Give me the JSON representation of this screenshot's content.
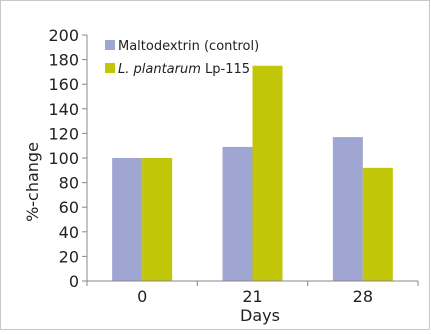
{
  "chart_data": {
    "type": "bar",
    "title": "",
    "xlabel": "Days",
    "ylabel": "%-change",
    "categories": [
      "0",
      "21",
      "28"
    ],
    "ylim": [
      0,
      200
    ],
    "yticks": [
      "0",
      "20",
      "40",
      "60",
      "80",
      "100",
      "120",
      "140",
      "160",
      "180",
      "200"
    ],
    "grid": false,
    "legend_position": "top-left",
    "series": [
      {
        "name": "Maltodextrin (control)",
        "values": [
          100,
          109,
          117
        ],
        "color": "#9fa6d1"
      },
      {
        "name_italic": "L. plantarum",
        "name_rest": " Lp-115",
        "values": [
          100,
          175,
          92
        ],
        "color": "#c2c608"
      }
    ]
  }
}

▶ EXERCISE OBJECTIVE: Restate each entry word for word, leaving out any pictures.

▶ WRITTEN ANSWER:
Give me the JSON representation of this screenshot's content.
{
  "chart_data": {
    "type": "bar",
    "title": "",
    "xlabel": "Days",
    "ylabel": "%-change",
    "categories": [
      "0",
      "21",
      "28"
    ],
    "ylim": [
      0,
      200
    ],
    "yticks": [
      "0",
      "20",
      "40",
      "60",
      "80",
      "100",
      "120",
      "140",
      "160",
      "180",
      "200"
    ],
    "grid": false,
    "legend_position": "top-left",
    "series": [
      {
        "name": "Maltodextrin (control)",
        "values": [
          100,
          109,
          117
        ],
        "color": "#9fa6d1"
      },
      {
        "name_italic": "L. plantarum",
        "name_rest": " Lp-115",
        "values": [
          100,
          175,
          92
        ],
        "color": "#c2c608"
      }
    ]
  }
}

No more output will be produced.